§ **TASK TO CARRY OUT**
In the material below, list every line carrying the string "JSON".

[Figure record listings]
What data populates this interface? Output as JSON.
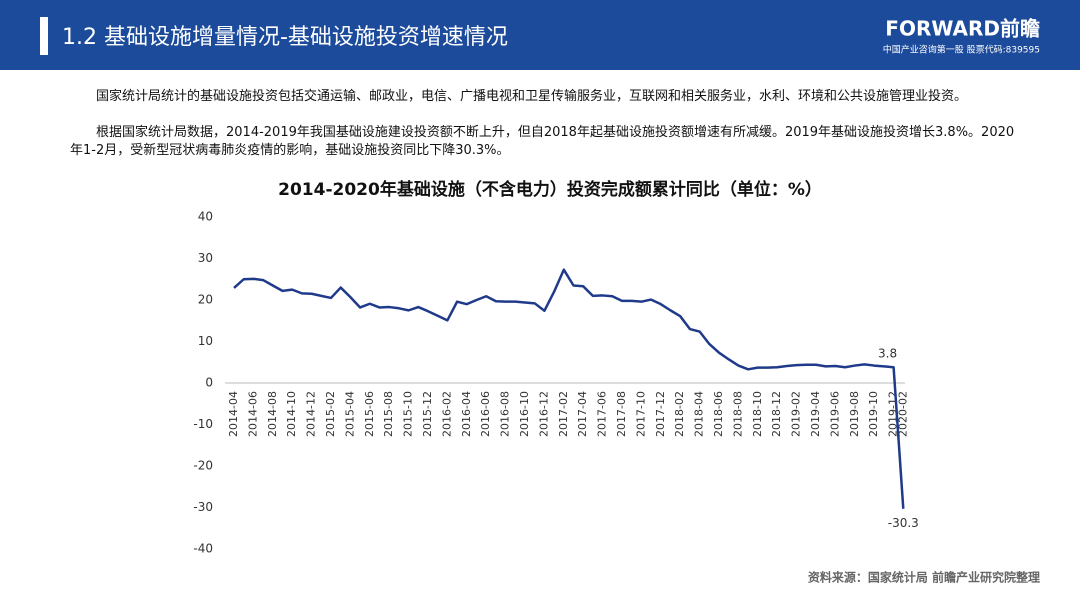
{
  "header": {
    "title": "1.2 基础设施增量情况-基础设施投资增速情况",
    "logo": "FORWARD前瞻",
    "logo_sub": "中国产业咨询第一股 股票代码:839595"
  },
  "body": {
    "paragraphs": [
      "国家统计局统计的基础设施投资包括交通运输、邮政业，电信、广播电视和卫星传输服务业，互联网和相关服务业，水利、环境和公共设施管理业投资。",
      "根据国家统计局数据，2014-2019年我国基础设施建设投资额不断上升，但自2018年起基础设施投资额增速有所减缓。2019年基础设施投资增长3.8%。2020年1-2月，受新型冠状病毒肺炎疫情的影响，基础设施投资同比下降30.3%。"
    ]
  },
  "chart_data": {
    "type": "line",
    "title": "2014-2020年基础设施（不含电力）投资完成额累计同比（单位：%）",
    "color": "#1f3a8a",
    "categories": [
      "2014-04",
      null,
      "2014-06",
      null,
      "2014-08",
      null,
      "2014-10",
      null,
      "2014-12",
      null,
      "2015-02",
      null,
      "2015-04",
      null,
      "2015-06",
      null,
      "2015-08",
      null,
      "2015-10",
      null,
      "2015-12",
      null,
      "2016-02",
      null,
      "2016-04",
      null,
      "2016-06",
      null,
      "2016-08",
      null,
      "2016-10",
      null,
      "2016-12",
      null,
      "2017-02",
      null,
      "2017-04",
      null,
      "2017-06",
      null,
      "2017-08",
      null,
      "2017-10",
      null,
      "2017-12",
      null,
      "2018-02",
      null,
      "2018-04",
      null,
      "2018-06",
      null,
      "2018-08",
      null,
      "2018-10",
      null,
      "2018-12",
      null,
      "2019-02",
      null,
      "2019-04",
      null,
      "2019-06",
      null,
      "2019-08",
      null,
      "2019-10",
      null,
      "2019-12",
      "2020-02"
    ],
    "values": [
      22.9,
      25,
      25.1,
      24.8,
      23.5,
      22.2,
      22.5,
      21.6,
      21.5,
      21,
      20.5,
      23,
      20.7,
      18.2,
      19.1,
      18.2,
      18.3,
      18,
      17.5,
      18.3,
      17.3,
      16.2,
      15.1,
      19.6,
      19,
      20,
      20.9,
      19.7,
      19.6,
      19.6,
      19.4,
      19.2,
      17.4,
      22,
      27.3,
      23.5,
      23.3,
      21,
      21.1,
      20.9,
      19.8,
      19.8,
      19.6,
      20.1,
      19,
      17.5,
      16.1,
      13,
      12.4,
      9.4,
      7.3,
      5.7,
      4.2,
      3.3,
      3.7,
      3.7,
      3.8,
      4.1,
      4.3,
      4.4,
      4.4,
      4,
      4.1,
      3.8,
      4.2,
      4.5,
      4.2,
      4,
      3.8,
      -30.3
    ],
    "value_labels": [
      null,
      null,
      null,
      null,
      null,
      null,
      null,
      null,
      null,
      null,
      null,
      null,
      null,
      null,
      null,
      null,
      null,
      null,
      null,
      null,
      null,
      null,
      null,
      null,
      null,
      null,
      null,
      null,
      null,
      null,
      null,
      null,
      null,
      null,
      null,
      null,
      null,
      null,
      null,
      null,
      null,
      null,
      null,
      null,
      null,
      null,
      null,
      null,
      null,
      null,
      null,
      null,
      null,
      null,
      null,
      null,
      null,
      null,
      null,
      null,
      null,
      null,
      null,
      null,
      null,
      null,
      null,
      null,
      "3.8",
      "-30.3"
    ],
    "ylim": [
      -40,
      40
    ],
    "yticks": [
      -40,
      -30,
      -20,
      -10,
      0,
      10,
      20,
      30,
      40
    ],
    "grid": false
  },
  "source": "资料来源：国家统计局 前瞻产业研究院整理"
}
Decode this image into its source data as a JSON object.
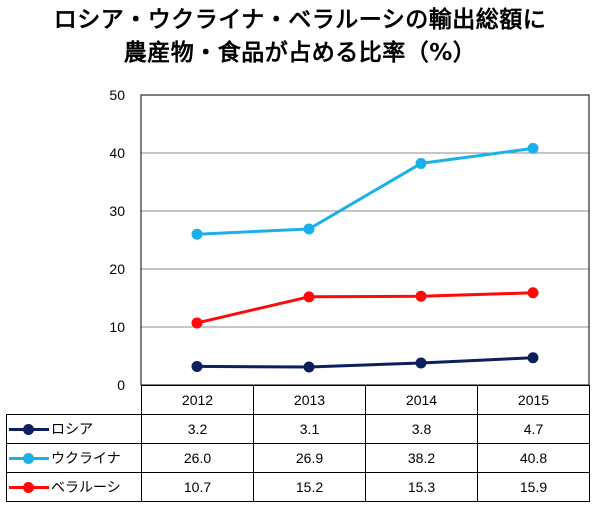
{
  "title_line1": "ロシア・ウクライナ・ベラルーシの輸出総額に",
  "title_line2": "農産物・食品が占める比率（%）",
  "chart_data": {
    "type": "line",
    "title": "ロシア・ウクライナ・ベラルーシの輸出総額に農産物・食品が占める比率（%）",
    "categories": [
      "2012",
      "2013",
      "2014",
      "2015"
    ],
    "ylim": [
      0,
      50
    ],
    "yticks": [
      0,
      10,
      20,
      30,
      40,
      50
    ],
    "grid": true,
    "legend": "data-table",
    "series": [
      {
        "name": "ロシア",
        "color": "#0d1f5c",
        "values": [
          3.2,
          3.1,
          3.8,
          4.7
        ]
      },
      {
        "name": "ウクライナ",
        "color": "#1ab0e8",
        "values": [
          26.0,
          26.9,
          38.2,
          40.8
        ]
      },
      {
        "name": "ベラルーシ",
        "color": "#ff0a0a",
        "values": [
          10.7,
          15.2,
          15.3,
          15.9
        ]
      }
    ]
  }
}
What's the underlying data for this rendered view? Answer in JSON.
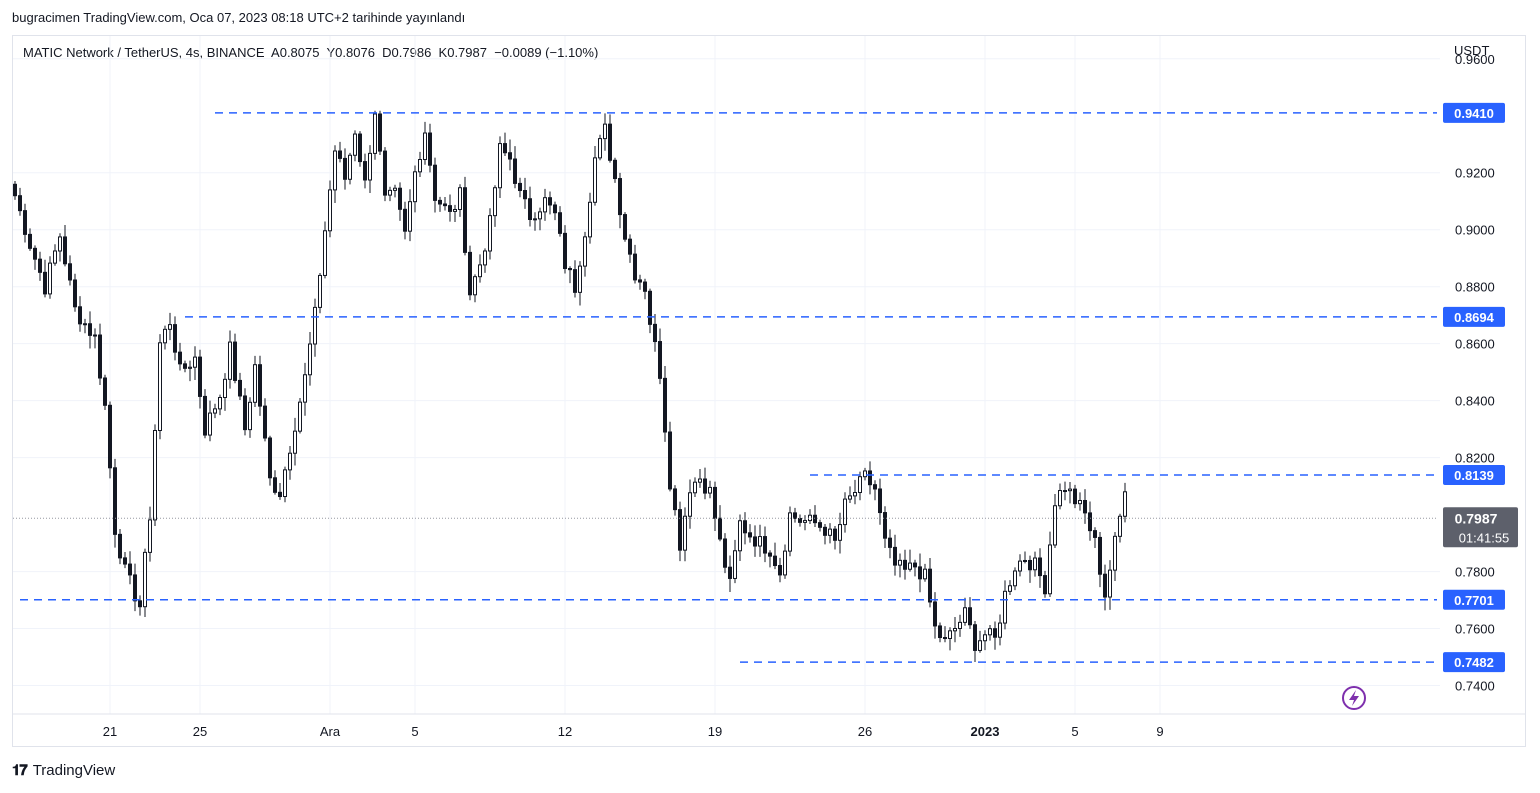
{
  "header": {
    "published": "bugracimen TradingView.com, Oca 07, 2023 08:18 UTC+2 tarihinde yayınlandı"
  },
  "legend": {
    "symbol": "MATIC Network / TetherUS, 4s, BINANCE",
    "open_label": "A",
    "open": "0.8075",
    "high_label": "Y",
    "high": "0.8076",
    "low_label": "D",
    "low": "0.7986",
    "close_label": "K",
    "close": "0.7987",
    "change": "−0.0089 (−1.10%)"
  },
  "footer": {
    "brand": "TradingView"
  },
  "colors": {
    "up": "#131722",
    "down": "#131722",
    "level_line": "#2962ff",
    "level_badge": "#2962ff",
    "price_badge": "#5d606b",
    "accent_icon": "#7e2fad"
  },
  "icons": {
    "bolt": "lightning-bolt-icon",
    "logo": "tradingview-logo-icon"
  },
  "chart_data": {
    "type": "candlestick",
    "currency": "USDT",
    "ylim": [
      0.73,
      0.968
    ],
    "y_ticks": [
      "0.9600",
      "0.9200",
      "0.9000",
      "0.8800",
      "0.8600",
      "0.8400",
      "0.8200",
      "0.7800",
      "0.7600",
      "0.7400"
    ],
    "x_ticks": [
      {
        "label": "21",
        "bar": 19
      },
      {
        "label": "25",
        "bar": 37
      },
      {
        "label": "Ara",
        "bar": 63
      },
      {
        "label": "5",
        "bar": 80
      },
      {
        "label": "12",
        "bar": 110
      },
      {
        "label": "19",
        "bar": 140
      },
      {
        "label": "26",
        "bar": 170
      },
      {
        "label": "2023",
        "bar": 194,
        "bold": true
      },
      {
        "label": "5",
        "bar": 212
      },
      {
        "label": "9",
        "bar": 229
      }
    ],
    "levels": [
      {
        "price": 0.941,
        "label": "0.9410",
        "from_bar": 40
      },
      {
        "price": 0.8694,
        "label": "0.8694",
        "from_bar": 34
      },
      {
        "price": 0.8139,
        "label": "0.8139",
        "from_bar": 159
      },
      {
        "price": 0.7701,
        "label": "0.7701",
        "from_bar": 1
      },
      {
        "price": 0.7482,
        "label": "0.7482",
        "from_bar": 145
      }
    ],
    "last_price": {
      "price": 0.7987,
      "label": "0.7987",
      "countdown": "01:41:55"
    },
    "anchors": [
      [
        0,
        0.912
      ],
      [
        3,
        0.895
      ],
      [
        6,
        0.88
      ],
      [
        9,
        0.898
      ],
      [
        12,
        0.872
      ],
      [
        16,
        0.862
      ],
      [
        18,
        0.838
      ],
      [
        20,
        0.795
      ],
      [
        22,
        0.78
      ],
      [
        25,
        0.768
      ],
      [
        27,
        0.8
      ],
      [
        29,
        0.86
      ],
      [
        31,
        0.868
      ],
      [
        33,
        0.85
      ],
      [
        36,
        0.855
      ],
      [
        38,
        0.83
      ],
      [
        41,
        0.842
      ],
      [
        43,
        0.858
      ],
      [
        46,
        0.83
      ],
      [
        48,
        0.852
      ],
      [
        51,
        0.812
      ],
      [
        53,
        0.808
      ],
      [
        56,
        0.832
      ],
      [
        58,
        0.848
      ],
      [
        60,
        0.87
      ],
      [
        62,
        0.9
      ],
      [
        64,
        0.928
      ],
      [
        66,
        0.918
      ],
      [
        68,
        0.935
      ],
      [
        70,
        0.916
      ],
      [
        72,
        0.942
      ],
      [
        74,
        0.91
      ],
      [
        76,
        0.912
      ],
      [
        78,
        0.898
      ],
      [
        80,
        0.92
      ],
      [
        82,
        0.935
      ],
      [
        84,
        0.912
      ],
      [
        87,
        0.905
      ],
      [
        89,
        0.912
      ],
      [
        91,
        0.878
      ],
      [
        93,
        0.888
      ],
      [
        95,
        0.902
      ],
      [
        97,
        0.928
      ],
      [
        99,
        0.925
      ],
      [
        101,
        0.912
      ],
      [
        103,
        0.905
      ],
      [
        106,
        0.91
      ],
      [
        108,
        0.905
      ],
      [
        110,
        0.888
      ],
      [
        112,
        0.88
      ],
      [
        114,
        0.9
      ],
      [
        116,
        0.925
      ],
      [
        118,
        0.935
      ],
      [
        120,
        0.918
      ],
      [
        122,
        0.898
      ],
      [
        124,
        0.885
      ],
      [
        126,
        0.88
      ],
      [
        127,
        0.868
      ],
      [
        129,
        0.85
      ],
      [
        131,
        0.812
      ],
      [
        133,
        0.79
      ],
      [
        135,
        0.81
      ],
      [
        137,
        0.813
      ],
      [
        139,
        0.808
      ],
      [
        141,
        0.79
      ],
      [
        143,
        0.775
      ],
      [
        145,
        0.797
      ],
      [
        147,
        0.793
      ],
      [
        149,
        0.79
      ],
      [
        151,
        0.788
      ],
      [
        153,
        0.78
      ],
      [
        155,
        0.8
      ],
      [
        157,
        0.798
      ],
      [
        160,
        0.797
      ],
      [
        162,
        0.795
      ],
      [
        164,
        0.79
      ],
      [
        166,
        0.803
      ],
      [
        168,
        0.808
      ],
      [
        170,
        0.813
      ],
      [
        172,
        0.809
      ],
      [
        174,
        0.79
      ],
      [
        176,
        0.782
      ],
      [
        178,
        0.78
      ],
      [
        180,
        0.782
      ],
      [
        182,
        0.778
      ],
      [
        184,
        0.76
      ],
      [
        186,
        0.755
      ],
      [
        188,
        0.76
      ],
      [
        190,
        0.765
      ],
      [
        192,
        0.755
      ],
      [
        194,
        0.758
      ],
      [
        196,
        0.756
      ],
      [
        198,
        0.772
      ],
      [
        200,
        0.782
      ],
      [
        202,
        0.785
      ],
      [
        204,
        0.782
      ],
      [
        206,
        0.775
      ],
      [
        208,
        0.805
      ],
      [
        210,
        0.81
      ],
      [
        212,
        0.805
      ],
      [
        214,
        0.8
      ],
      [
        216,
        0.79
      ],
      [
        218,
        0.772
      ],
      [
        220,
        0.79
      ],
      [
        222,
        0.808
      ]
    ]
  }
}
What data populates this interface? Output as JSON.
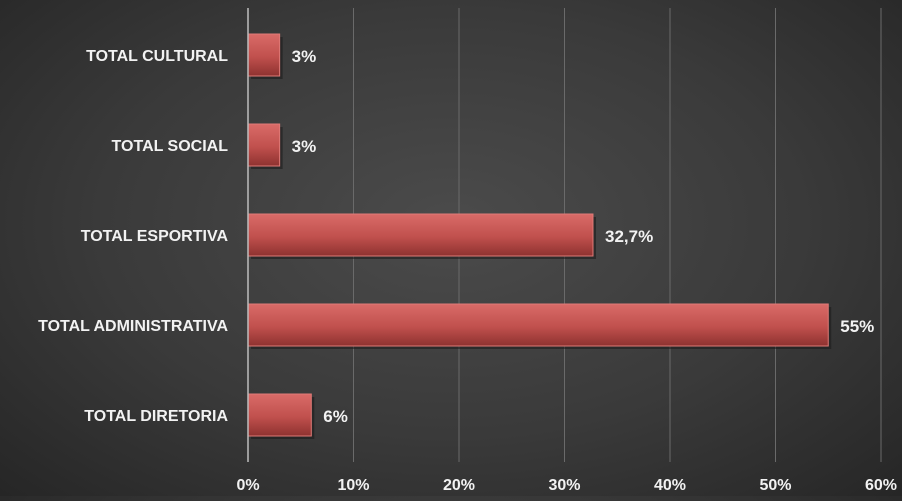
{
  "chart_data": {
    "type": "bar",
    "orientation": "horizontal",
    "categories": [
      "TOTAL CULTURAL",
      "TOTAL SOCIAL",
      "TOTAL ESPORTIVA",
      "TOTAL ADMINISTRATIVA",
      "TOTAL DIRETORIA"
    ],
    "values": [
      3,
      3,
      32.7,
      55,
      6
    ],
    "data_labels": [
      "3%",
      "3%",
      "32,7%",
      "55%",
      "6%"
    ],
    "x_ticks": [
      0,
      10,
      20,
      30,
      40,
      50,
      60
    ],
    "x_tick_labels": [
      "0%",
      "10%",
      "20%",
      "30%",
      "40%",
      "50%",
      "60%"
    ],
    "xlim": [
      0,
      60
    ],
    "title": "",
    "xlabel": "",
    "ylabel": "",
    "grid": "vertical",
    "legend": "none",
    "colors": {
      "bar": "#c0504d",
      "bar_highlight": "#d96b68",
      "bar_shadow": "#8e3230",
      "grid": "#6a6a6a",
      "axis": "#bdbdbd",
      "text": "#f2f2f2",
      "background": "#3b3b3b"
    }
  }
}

§ **FINAL RESULT**
What data populates this interface? Output as JSON.
Decode this image into its source data as a JSON object.
What's the underlying data for this rendered view? Answer in JSON.
What data populates this interface? Output as JSON.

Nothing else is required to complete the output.